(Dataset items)
━━━━━━━━━━━━━━━━━━━━━━━━━━━━━━
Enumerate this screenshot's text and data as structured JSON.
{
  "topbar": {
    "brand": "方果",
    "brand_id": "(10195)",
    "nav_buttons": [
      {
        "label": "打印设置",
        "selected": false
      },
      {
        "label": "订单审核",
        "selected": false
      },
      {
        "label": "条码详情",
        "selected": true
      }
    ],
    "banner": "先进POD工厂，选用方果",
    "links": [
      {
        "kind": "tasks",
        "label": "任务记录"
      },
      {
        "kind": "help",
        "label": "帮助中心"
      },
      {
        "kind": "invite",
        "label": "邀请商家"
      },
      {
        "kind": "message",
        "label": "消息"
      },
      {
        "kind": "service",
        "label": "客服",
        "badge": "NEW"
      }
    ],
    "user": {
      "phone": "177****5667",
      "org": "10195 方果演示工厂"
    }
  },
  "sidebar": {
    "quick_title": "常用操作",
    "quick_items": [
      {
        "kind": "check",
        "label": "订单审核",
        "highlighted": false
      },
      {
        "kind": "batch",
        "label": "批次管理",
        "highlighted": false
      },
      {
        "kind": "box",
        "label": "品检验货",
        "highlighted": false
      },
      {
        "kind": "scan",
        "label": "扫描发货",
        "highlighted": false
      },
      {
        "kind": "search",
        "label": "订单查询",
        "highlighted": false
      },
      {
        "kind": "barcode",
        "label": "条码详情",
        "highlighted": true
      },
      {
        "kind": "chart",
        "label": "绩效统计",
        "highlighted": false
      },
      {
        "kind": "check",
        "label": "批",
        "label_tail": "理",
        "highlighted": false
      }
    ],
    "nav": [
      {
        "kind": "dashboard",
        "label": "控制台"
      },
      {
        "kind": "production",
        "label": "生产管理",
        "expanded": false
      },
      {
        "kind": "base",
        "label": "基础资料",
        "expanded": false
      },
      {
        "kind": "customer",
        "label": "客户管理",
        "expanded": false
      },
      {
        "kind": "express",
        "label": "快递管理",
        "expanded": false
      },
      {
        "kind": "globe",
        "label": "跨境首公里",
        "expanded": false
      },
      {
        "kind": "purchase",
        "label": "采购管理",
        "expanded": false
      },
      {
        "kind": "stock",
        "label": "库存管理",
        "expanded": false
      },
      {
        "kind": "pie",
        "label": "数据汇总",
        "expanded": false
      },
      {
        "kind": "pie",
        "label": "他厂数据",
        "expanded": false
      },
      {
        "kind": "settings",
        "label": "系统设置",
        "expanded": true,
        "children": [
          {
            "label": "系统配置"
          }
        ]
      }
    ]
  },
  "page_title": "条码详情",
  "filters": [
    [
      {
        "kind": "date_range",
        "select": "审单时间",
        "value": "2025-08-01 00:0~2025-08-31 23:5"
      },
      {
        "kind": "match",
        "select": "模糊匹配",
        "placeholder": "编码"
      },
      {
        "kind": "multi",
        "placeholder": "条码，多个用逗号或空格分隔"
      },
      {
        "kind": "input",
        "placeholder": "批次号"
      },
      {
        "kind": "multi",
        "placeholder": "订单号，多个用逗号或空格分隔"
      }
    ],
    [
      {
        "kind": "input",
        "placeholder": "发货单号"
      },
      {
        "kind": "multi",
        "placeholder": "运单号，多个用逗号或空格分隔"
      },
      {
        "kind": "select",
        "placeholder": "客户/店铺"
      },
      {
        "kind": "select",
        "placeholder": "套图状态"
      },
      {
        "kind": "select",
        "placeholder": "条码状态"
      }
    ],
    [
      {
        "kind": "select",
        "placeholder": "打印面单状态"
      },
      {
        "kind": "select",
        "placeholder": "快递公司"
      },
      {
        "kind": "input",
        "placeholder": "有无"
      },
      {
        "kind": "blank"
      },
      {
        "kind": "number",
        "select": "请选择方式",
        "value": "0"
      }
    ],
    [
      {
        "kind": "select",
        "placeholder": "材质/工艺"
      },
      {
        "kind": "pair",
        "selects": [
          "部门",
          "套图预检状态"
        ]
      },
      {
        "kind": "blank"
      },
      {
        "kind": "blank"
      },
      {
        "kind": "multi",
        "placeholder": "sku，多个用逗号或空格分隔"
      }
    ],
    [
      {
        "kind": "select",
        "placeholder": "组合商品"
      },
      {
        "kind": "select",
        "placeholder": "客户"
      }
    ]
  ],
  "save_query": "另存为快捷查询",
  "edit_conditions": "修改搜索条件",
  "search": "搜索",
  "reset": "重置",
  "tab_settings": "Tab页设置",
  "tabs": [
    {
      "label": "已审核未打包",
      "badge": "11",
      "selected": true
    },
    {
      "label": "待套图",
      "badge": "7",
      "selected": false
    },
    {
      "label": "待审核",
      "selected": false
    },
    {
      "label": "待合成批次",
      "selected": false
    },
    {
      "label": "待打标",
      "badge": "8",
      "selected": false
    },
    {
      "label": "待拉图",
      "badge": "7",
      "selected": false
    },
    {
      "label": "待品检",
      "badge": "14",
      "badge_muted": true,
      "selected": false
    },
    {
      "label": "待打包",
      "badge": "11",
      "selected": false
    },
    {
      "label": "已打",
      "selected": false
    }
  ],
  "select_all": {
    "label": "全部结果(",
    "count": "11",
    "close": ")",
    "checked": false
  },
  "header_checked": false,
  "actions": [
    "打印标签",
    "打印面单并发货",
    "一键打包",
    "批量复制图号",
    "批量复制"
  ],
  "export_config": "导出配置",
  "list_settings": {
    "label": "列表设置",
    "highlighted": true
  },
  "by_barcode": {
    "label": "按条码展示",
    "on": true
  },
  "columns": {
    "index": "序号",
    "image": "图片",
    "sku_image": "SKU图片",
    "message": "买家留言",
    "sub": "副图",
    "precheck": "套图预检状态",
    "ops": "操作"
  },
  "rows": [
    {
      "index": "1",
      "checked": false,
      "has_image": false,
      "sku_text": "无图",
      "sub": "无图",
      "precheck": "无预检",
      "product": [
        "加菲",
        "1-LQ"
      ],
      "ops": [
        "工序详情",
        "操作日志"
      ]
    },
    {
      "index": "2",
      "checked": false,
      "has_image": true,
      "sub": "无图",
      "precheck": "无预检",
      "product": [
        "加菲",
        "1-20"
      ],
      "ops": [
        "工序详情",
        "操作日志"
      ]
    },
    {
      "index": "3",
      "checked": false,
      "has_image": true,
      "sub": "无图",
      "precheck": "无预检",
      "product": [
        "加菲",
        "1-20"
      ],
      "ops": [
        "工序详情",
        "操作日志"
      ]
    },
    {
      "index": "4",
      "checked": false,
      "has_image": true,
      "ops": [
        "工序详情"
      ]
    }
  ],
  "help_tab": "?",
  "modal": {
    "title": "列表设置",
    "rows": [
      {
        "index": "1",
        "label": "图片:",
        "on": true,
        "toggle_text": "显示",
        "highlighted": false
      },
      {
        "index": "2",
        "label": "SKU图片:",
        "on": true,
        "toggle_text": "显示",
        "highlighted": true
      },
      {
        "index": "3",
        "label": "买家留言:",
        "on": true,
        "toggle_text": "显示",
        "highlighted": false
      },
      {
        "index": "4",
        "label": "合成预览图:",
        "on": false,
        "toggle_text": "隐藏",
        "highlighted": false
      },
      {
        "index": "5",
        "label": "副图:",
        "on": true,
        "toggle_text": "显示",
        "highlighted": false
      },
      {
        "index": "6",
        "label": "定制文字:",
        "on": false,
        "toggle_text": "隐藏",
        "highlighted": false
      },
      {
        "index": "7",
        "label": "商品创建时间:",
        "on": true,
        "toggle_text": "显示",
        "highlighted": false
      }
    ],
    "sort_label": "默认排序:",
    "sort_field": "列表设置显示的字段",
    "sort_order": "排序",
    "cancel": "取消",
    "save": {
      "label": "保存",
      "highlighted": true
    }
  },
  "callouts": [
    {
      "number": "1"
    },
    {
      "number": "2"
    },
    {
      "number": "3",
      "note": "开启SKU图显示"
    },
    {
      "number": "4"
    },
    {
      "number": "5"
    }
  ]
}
━━━━━━━━━━━━━━━━━━━━━━━━━━━━━━
#### Task description
Say the number of lines in the listing that hold "多个用逗号或空格分隔", with no added words.

#### Output
4